* **Objective**: The listing below should be copied in full, word for word.
## start
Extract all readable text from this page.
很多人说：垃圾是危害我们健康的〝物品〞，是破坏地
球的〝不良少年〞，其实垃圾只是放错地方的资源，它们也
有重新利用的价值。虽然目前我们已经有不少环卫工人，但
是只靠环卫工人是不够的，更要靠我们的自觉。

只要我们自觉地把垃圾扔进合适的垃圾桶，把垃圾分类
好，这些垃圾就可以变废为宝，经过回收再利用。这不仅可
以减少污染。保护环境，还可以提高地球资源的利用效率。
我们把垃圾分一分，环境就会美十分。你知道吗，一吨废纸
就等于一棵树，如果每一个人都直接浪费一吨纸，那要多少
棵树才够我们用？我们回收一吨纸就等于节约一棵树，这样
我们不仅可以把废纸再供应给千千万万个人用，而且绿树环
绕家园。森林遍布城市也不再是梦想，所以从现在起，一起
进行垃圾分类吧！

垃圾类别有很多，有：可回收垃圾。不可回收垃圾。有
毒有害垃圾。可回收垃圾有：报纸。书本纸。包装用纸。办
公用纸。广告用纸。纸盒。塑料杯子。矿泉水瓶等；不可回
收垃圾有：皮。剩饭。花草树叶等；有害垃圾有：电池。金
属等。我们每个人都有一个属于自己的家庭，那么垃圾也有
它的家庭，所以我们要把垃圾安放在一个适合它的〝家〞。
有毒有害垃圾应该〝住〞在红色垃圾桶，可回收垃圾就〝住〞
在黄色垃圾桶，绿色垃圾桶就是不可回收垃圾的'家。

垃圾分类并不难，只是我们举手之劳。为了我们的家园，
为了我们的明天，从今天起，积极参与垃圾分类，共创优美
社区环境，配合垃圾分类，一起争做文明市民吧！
## end
* **Exercise answer**:
Extract all readable text from this page.
很多人说：垃圾是危害我们健康的〝物品〞，是破坏地
球的〝不良少年〞，其实垃圾只是放错地方的资源，它们也
有重新利用的价值。虽然目前我们已经有不少环卫工人，但
是只靠环卫工人是不够的，更要靠我们的自觉。

只要我们自觉地把垃圾扔进合适的垃圾桶，把垃圾分类
好，这些垃圾就可以变废为宝，经过回收再利用。这不仅可
以减少污染。保护环境，还可以提高地球资源的利用效率。
我们把垃圾分一分，环境就会美十分。你知道吗，一吨废纸
就等于一棵树，如果每一个人都直接浪费一吨纸，那要多少
棵树才够我们用？我们回收一吨纸就等于节约一棵树，这样
我们不仅可以把废纸再供应给千千万万个人用，而且绿树环
绕家园。森林遍布城市也不再是梦想，所以从现在起，一起
进行垃圾分类吧！

垃圾类别有很多，有：可回收垃圾。不可回收垃圾。有
毒有害垃圾。可回收垃圾有：报纸。书本纸。包装用纸。办
公用纸。广告用纸。纸盒。塑料杯子。矿泉水瓶等；不可回
收垃圾有：皮。剩饭。花草树叶等；有害垃圾有：电池。金
属等。我们每个人都有一个属于自己的家庭，那么垃圾也有
它的家庭，所以我们要把垃圾安放在一个适合它的〝家〞。
有毒有害垃圾应该〝住〞在红色垃圾桶，可回收垃圾就〝住〞
在黄色垃圾桶，绿色垃圾桶就是不可回收垃圾的'家。

垃圾分类并不难，只是我们举手之劳。为了我们的家园，
为了我们的明天，从今天起，积极参与垃圾分类，共创优美
社区环境，配合垃圾分类，一起争做文明市民吧！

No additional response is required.